# [What is needed]
From the entries below, copy every line that holds the word "INFORMATION".

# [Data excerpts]
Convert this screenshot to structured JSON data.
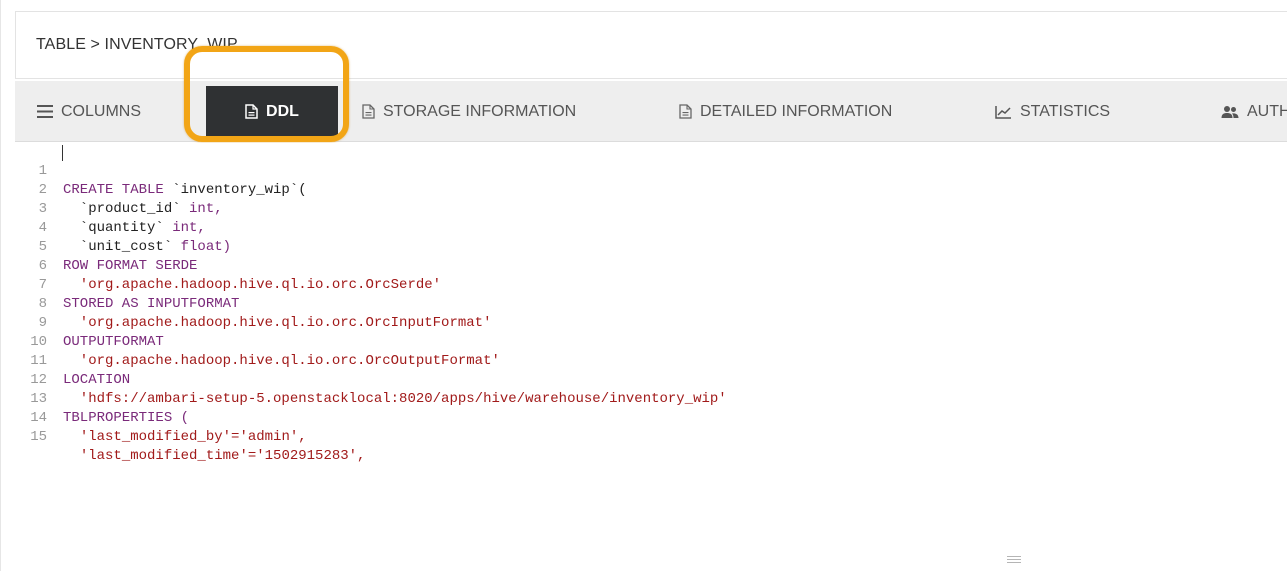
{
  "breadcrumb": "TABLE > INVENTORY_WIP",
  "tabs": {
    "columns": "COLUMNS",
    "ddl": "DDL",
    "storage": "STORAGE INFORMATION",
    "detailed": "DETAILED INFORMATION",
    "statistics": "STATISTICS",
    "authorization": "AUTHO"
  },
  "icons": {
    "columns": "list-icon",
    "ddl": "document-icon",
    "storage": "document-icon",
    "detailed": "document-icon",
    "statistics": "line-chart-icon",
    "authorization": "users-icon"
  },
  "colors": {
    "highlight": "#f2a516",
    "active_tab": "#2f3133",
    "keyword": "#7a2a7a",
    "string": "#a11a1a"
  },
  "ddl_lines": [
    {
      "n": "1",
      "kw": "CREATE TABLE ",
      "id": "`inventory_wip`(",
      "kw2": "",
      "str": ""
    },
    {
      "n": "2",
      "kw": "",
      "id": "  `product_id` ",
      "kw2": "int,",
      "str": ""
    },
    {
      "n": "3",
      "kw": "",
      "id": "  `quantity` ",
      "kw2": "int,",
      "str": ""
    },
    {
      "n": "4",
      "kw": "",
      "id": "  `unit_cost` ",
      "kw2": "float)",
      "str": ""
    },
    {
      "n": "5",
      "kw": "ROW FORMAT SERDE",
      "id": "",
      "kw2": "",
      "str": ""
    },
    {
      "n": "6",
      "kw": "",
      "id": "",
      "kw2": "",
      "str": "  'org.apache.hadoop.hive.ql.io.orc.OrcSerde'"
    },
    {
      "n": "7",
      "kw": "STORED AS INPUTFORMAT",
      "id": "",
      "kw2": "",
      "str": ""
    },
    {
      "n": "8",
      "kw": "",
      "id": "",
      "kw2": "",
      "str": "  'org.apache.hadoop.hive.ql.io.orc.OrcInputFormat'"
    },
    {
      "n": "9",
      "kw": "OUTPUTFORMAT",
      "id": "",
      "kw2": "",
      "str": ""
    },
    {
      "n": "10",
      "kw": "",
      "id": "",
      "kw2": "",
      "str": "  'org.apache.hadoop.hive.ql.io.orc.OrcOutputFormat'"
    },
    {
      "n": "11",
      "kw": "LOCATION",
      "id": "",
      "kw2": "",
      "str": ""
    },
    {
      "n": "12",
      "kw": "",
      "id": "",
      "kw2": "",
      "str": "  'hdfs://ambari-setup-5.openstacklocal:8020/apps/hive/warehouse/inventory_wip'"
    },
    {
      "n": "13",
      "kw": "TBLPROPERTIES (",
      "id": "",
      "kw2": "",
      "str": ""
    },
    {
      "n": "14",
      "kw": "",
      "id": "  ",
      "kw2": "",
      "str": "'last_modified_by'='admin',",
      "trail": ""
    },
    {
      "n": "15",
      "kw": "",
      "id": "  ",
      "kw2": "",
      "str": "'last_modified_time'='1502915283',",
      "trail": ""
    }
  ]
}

# [Finished answer]
    "storage": "STORAGE INFORMATION",
    "detailed": "DETAILED INFORMATION",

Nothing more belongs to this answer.